Exercise objective: Select from the data all lines with the word "ИТОГО".

Records for the exercise:
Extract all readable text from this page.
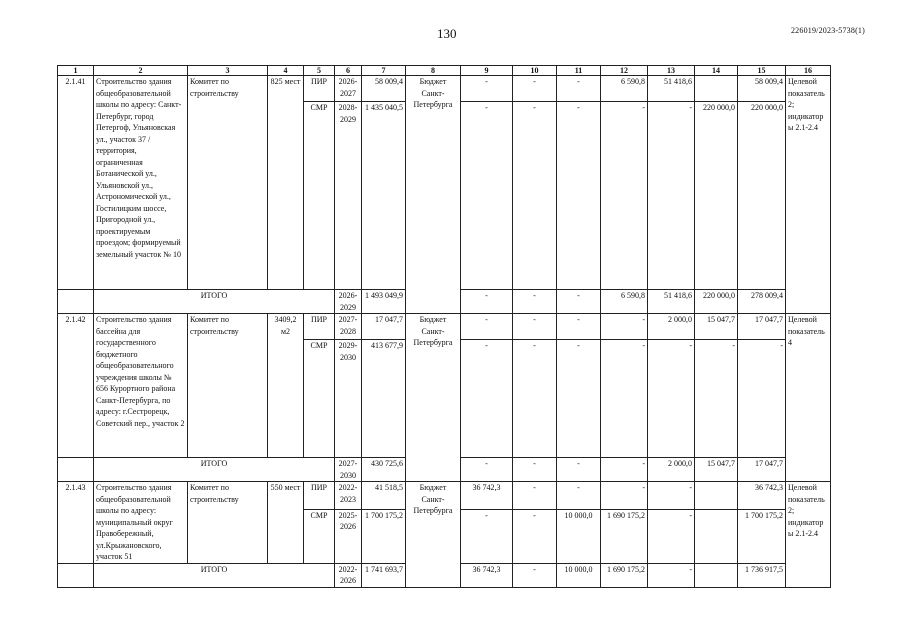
130	226019/2023-5738(1)
1	2	3	4	5	6	7	8	9	10	11	12	13	14	15	16
2.1.41	Строительство здания общеобразовательной школы по адресу: Санкт-Петербург, город Петергоф, Ульяновская ул., участок 37 / территория, ограниченная Ботанической ул., Ульяновской ул., Астрономической ул., Гостилицким шоссе, Пригородной ул., проектируемым проездом; формируемый земельный участок № 10	Комитет по строительству	825 мест	ПИР	2026-2027	58 009,4	Бюджет Санкт-Петербурга	-	-	-	6 590,8	51 418,6		58 009,4	Целевой показатель 2; индикаторы 2.1-2.4
				СМР	2028-2029	1 435 040,5		-	-	-	-	-	220 000,0	220 000,0	
	ИТОГО				2026-2029	1 493 049,9		-	-	-	6 590,8	51 418,6	220 000,0	278 009,4	
2.1.42	Строительство здания бассейна для государственного бюджетного общеобразовательного учреждения школы № 656 Курортного района Санкт-Петербурга, по адресу: г.Сестрорецк, Советский пер., участок 2	Комитет по строительству	3409,2 м2	ПИР	2027-2028	17 047,7	Бюджет Санкт-Петербурга	-	-	-	-	2 000,0	15 047,7	17 047,7	Целевой показатель 4
				СМР	2029-2030	413 677,9		-	-	-	-	-	-	-	
	ИТОГО				2027-2030	430 725,6		-	-	-	-	2 000,0	15 047,7	17 047,7	
2.1.43	Строительство здания общеобразовательной школы по адресу: муниципальный округ Правобережный, ул.Крыжановского, участок 51	Комитет по строительству	550 мест	ПИР	2022-2023	41 518,5	Бюджет Санкт-Петербурга	36 742,3	-	-	-	-		36 742,3	Целевой показатель 2; индикаторы 2.1-2.4
				СМР	2025-2026	1 700 175,2		-	-	10 000,0	1 690 175,2	-		1 700 175,2	
	ИТОГО				2022-2026	1 741 693,7		36 742,3	-	10 000,0	1 690 175,2	-		1 736 917,5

Solution for this task:
	ИТОГО				2026-2029	1 493 049,9		-	-	-	6 590,8	51 418,6	220 000,0	278 009,4	
	ИТОГО				2027-2030	430 725,6		-	-	-	-	2 000,0	15 047,7	17 047,7	
	ИТОГО				2022-2026	1 741 693,7		36 742,3	-	10 000,0	1 690 175,2	-		1 736 917,5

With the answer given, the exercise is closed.